## Problem to work on
Below are the records; pull every line that includes "Alpha".

(Data extracted from a collection)
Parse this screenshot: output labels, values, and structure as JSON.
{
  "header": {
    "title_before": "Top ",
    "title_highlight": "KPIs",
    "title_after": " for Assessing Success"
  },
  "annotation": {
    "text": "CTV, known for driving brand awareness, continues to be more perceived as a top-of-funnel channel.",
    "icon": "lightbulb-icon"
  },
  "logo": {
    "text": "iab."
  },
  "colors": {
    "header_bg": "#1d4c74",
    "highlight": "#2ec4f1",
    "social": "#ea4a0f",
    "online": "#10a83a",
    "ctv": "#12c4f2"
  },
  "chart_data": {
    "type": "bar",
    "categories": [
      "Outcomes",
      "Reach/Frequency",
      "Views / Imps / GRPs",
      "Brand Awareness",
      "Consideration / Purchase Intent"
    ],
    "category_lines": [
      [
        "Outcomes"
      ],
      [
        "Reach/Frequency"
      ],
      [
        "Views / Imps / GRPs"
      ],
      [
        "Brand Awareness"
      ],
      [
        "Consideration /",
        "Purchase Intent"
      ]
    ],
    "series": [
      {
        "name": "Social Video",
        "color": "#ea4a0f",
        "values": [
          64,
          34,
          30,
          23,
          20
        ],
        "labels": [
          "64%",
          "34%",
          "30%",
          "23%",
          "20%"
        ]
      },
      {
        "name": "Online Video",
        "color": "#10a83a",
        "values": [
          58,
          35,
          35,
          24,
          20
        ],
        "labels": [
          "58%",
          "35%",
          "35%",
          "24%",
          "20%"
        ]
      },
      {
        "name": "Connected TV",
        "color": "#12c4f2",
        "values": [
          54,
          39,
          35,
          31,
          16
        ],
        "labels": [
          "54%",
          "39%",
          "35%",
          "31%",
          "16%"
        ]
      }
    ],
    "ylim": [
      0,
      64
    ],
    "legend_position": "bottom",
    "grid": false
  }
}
==
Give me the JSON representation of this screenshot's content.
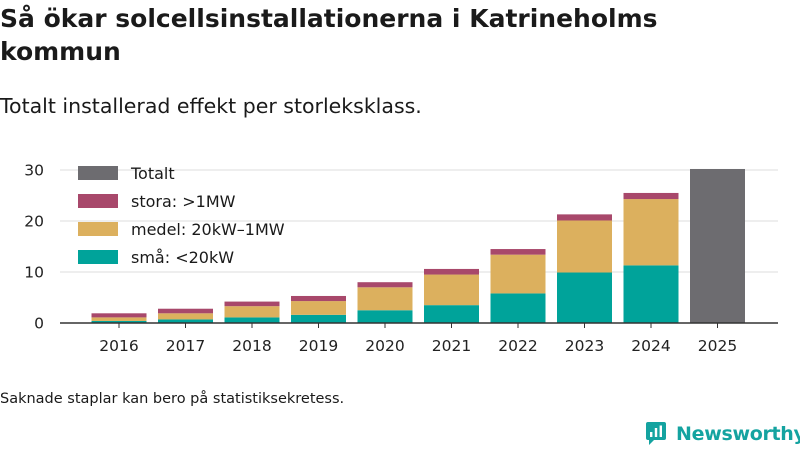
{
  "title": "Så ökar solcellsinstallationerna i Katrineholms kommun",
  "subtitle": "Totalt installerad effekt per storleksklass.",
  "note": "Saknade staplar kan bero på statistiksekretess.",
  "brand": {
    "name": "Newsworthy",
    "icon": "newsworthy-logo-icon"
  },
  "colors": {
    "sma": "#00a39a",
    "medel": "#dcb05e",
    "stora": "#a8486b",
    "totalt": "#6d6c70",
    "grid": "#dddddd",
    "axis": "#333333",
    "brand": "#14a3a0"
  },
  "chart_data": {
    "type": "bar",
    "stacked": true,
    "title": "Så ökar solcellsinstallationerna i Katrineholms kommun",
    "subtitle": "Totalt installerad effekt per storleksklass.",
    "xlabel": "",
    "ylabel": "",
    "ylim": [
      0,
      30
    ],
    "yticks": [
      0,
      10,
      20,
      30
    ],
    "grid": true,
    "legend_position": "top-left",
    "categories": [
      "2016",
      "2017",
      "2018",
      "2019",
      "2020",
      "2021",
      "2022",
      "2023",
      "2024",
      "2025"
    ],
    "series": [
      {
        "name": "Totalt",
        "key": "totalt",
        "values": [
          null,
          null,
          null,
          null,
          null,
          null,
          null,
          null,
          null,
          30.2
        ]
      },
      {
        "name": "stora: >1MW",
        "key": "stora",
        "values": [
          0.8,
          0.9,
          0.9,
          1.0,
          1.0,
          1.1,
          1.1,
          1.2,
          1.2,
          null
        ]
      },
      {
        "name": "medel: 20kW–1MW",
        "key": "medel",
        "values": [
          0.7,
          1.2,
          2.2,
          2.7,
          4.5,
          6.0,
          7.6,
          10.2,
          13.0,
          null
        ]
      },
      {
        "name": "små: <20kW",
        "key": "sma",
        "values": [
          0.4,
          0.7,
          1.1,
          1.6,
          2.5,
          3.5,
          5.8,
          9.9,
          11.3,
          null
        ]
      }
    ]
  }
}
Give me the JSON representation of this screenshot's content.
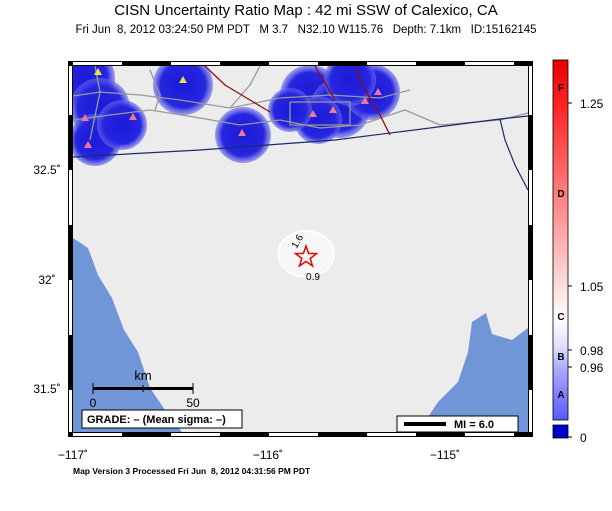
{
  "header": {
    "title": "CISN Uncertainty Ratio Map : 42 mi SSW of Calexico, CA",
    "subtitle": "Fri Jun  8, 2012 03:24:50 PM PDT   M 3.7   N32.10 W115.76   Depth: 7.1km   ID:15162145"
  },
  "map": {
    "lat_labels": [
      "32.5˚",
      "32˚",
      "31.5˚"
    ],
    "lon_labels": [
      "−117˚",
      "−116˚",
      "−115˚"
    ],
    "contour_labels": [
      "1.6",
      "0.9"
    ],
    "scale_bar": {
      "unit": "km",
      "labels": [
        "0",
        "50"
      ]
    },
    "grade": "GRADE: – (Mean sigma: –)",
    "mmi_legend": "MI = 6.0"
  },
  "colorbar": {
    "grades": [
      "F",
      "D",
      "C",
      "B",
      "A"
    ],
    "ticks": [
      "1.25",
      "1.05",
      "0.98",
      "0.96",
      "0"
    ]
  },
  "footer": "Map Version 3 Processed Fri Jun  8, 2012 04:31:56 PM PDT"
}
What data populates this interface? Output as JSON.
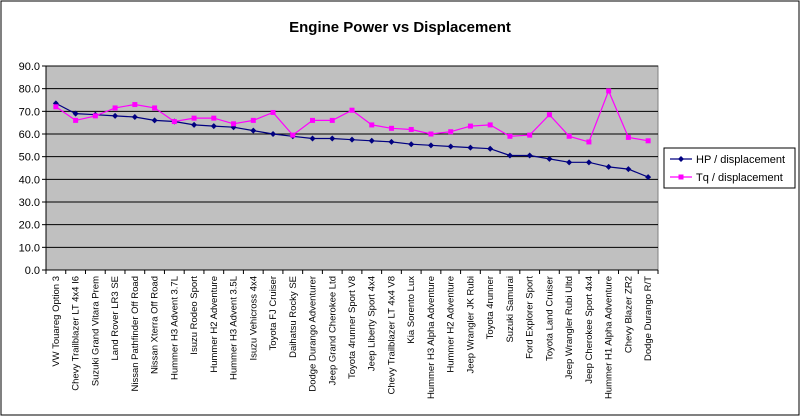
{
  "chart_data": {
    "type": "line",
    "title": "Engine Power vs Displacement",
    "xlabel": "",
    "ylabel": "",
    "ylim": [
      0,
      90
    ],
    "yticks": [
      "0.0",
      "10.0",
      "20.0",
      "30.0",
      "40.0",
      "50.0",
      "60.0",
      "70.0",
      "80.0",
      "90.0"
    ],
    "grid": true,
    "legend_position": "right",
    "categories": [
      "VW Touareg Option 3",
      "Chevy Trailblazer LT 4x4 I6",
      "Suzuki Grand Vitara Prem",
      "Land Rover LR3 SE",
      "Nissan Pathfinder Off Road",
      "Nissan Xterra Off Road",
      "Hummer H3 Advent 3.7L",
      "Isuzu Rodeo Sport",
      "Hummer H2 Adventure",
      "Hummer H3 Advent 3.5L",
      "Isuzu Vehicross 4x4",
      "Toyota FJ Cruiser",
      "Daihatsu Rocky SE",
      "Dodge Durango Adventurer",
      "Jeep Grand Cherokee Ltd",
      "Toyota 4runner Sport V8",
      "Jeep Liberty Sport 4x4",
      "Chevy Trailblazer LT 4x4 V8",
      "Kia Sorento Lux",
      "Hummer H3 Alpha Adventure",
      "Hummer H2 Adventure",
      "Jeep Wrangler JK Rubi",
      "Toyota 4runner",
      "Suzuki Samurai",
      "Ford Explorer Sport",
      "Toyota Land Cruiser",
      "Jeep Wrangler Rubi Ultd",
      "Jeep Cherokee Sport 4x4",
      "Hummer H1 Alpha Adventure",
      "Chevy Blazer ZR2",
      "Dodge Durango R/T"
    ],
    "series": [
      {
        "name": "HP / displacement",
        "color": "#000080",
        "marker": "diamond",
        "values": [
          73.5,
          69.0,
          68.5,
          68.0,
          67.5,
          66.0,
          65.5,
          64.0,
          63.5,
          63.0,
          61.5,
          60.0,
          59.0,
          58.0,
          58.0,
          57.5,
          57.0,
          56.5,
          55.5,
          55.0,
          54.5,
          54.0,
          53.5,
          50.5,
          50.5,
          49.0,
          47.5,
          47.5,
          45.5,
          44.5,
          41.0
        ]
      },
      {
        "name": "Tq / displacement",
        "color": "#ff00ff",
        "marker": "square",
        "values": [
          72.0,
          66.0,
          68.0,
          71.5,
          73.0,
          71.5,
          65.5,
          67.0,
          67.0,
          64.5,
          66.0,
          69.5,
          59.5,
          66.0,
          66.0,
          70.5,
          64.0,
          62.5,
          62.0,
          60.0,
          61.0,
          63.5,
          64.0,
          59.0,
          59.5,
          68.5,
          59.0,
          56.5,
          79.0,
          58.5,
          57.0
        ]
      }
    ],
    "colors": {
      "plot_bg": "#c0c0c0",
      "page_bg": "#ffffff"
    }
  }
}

## Worked solution
      "Hummer H3 Alpha Adventure",
      "Hummer H1 Alpha Adventure",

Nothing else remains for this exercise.